[Image-based layout entries]

>>>>>

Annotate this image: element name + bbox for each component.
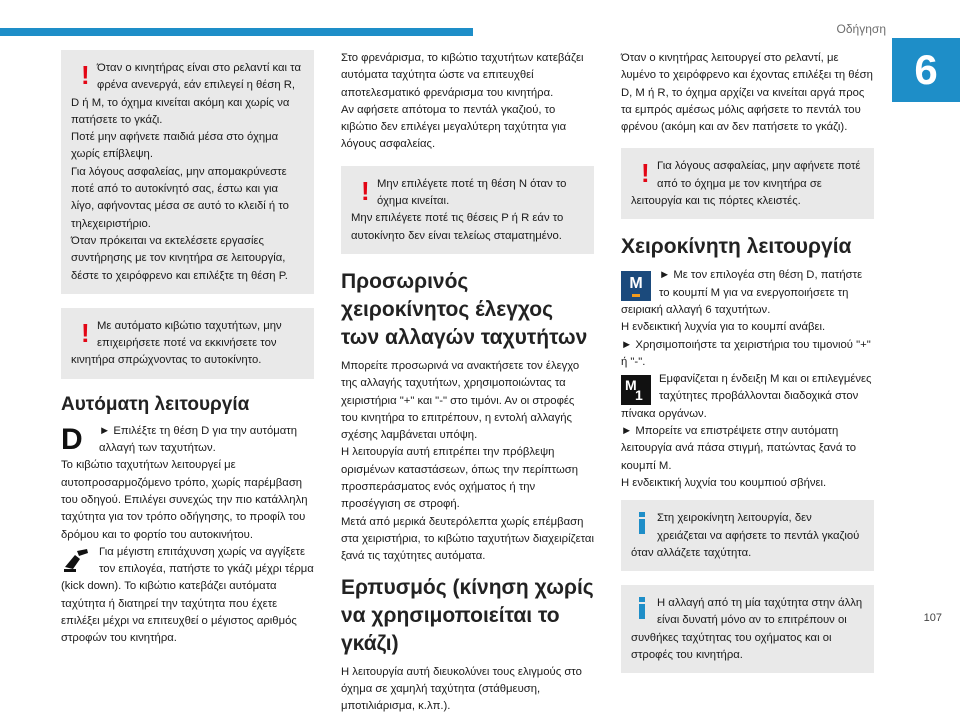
- display-gear-number: 1: [635, 387, 643, 404]
- warning-text: Όταν ο κινητήρας είναι στο ρελαντί και τα φρένα ανενεργά, εάν επιλεγεί η θέση R, D ή M, το όχημα κινείται ακόμη και χωρίς να πατήσετε το γκάζι.: [71, 62, 301, 126]
- info-box: [621, 500, 874, 571]
- body-text: Στο φρενάρισμα, το κιβώτιο ταχυτήτων κατεβάζει αυτόματα ταχύτητα ώστε να επιτευχθεί αποτελεσματικό φρενάρισμα του κινητήρα.: [341, 52, 584, 99]
- display-mode-letter: M: [625, 377, 637, 394]
- warning-text: Με αυτόματο κιβώτιο ταχυτήτων, μην επιχειρήσετε ποτέ να εκκινήσετε τον κινητήρα σπρώχνοντας το αυτοκίνητο.: [71, 319, 282, 367]
- warning-box: [341, 166, 594, 254]
- warning-text: Για λόγους ασφαλείας, μην αφήνετε ποτέ από το όχημα με τον κινητήρα σε λειτουργία και τις πόρτες κλειστές.: [631, 160, 861, 208]
- warning-box: [61, 50, 314, 294]
- body-text: Για μέγιστη επιτάχυνση χωρίς να αγγίξετε τον επιλογέα, πατήστε το γκάζι μέχρι τέρμα (kick down). Το κιβώτιο κατεβάζει αυτόματα ταχύτητα ή διατηρεί την ταχύτητα που έχετε επιλέξει μέχρι να επιτευχθεί ο μέγιστος αριθμός στροφών του κινητήρα.: [61, 545, 314, 645]
- page-number: 107: [923, 612, 942, 624]
- warning-icon: !: [81, 60, 90, 90]
- column-right: [621, 50, 874, 687]
- body-text: Η λειτουργία αυτή επιτρέπει την πρόβλεψη ορισμένων καταστάσεων, όπως την περίπτωση προσπεράσματος ενός οχήματος ή την προσέγγιση σε στροφή.: [341, 446, 579, 511]
- warning-text: Ποτέ μην αφήνετε παιδιά μέσα στο όχημα χωρίς επίβλεψη.: [71, 131, 279, 161]
- warning-icon: !: [361, 175, 370, 206]
- warning-icon: !: [641, 158, 650, 189]
- warning-text: Μην επιλέγετε ποτέ τη θέση N όταν το όχημα κινείται.: [377, 177, 567, 208]
- instruction-step: ► Επιλέξτε τη θέση D για την αυτόματη αλλαγή των ταχυτήτων.: [99, 424, 298, 455]
- gear-display-icon: [621, 375, 651, 405]
- kickdown-foot-icon: [61, 545, 91, 575]
- chapter-tab: 6: [892, 38, 960, 102]
- heading-temporary-manual: Προσωρινός χειροκίνητος έλεγχος των αλλαγών ταχυτήτων: [341, 269, 588, 349]
- column-left: [61, 50, 314, 648]
- page-header: [0, 0, 960, 40]
- info-icon: [631, 595, 657, 627]
- heading-manual-mode: Χειροκίνητη λειτουργία: [621, 235, 852, 259]
- header-accent-line: [0, 28, 473, 36]
- info-icon: [631, 510, 657, 542]
- warning-box: [621, 148, 874, 219]
- info-text: Στη χειροκίνητη λειτουργία, δεν χρειάζεται να αφήσετε το πεντάλ γκαζιού όταν αλλάζετε ταχύτητα.: [631, 512, 860, 559]
- instruction-step: ► Χρησιμοποιήστε τα χειριστήρια του τιμονιού "+" ή "-".: [621, 338, 871, 368]
- body-text: Το κιβώτιο ταχυτήτων λειτουργεί με αυτοπροσαρμοζόμενο τρόπο, χωρίς παρέμβαση του οδηγού. Επιλέγει συνεχώς την πιο κατάλληλη ταχύτητα για τον τρόπο οδήγησης, το προφίλ του δρόμου και το φορτίο του αυτοκινήτου.: [61, 459, 308, 541]
- section-title: Οδήγηση: [836, 22, 886, 36]
- body-text: Μετά από μερικά δευτερόλεπτα χωρίς επέμβαση στα χειριστήρια, το κιβώτιο ταχυτήτων διαχειρίζεται ξανά τις ταχύτητες αυτόματα.: [341, 515, 594, 563]
- body-text: Εμφανίζεται η ένδειξη M και οι επιλεγμένες ταχύτητες προβάλλονται διαδοχικά στον πίνακα οργάνων.: [621, 373, 872, 420]
- gear-d-icon: D: [61, 422, 83, 456]
- body-text: Μπορείτε προσωρινά να ανακτήσετε τον έλεγχο της αλλαγής ταχυτήτων, χρησιμοποιώντας τα χειριστήρια "+" και "-" στο τιμόνι. Αν οι στροφές του κινητήρα το επιτρέπουν, η εντολή αλλαγής σχέσης λαμβάνεται υπόψη.: [341, 359, 580, 442]
- info-box: [621, 585, 874, 673]
- body-text: Όταν ο κινητήρας λειτουργεί στο ρελαντί, με λυμένο το χειρόφρενο και έχοντας επιλέξει τη θέση D, M ή R, το όχημα αρχίζει να κινείται αργά προς τα εμπρός αμέσως μόλις αφήσετε το πεντάλ του φρένου (ακόμη και αν δεν πατήσετε το γκάζι).: [621, 52, 873, 134]
- body-text: Η λειτουργία αυτή διευκολύνει τους ελιγμούς στο όχημα σε χαμηλή ταχύτητα (στάθμευση, μποτιλιάρισμα, κ.λπ.).: [341, 665, 582, 713]
- warning-text: Όταν πρόκειται να εκτελέσετε εργασίες συντήρησης με τον κινητήρα σε λειτουργία, δέστε το χειρόφρενο και επιλέξτε τη θέση P.: [71, 234, 288, 282]
- heading-automatic-mode: Αυτόματη λειτουργία: [61, 393, 250, 415]
- m-button-label: M: [629, 275, 643, 293]
- body-text: Η ενδεικτική λυχνία για το κουμπί ανάβει.: [621, 321, 826, 334]
- warning-icon: !: [81, 317, 90, 348]
- body-text: Η ενδεικτική λυχνία του κουμπιού σβήνει.: [621, 476, 827, 489]
- heading-creep: Ερπυσμός (κίνηση χωρίς να χρησιμοποιείται το γκάζι): [341, 575, 594, 655]
- info-text: Η αλλαγή από τη μία ταχύτητα στην άλλη είναι δυνατή μόνο αν το επιτρέπουν οι συνθήκες ταχύτητας του οχήματος και οι στροφές του κινητήρα.: [631, 597, 863, 662]
- warning-text: Για λόγους ασφαλείας, μην απομακρύνεστε ποτέ από το αυτοκίνητό σας, έστω και για λίγο, αφήνοντας μέσα σε αυτό το κλειδί ή το τηλεχειριστήριο.: [71, 165, 289, 230]
- warning-text: Μην επιλέγετε ποτέ τις θέσεις P ή R εάν το αυτοκίνητο δεν είναι τελείως σταματημένο.: [351, 212, 564, 242]
- warning-box: [61, 308, 314, 379]
- body-text: Αν αφήσετε απότομα το πεντάλ γκαζιού, το κιβώτιο δεν επιλέγει μεγαλύτερη ταχύτητα για λόγους ασφαλείας.: [341, 103, 567, 151]
- instruction-step: ► Μπορείτε να επιστρέψετε στην αυτόματη λειτουργία ανά πάσα στιγμή, πατώντας ξανά το κουμπί M.: [621, 425, 857, 472]
- instruction-step: ► Με τον επιλογέα στη θέση D, πατήστε το κουμπί M για να ενεργοποιήσετε τη σειριακή αλλαγή 6 ταχυτήτων.: [621, 269, 863, 316]
- column-middle: [341, 50, 594, 715]
- m-button-icon: [621, 271, 651, 301]
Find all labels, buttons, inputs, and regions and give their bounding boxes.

<<<<<

▶ **The exercise**: Update the data that begins at the line containing "- display-gear-number: 1: [635, 387, 643, 404]" and ends after the line containing "- display-mode-letter: M: [625, 377, 637, 394]", changing "body-text" to "paragraph-text" and leaving everything else unchanged. Give only those lines.

▶ **Exercise answer**:
- display-gear-number: 1: [635, 387, 643, 404]
- warning-text: Όταν ο κινητήρας είναι στο ρελαντί και τα φρένα ανενεργά, εάν επιλεγεί η θέση R, D ή M, το όχημα κινείται ακόμη και χωρίς να πατήσετε το γκάζι.: [71, 62, 301, 126]
- info-box: [621, 500, 874, 571]
- paragraph-text: Στο φρενάρισμα, το κιβώτιο ταχυτήτων κατεβάζει αυτόματα ταχύτητα ώστε να επιτευχθεί αποτελεσματικό φρενάρισμα του κινητήρα.: [341, 52, 584, 99]
- display-mode-letter: M: [625, 377, 637, 394]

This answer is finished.